EXERCISE DETAILS
Your answer should be one number: how many lines of the data include the string "wenn"?

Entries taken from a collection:
----------------
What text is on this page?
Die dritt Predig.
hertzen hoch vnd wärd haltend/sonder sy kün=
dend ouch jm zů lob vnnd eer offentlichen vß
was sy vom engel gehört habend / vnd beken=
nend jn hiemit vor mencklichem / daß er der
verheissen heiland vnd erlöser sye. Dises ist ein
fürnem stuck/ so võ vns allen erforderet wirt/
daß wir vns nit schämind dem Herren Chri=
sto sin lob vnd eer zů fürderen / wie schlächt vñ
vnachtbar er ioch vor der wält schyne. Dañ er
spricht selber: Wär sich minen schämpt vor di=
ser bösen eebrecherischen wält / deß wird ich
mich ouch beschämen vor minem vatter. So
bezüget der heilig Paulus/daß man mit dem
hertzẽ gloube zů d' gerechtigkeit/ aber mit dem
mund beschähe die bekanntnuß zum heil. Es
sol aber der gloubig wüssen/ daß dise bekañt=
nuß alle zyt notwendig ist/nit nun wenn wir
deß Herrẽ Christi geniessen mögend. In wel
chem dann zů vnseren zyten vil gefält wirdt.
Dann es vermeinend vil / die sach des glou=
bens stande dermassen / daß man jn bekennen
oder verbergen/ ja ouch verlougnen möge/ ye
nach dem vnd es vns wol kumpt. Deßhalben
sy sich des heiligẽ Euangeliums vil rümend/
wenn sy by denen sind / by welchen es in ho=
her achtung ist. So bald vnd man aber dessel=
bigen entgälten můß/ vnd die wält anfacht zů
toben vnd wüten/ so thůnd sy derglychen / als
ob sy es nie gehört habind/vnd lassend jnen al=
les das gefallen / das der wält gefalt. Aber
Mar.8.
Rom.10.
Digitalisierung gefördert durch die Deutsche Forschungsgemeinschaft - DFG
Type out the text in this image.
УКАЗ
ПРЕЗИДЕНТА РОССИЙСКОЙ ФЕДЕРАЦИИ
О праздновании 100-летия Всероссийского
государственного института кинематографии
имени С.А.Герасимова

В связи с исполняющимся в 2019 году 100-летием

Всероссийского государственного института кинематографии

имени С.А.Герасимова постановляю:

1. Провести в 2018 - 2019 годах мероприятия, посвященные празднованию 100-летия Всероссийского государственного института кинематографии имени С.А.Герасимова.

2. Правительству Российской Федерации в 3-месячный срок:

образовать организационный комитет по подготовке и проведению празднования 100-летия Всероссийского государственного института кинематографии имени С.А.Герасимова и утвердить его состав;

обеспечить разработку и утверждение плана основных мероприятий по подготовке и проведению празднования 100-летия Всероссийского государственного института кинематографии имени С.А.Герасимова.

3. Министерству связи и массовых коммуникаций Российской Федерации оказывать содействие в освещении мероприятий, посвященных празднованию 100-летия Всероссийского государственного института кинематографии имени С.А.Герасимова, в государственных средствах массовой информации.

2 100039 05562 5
----------------
ANSWER TO THIS TASK
2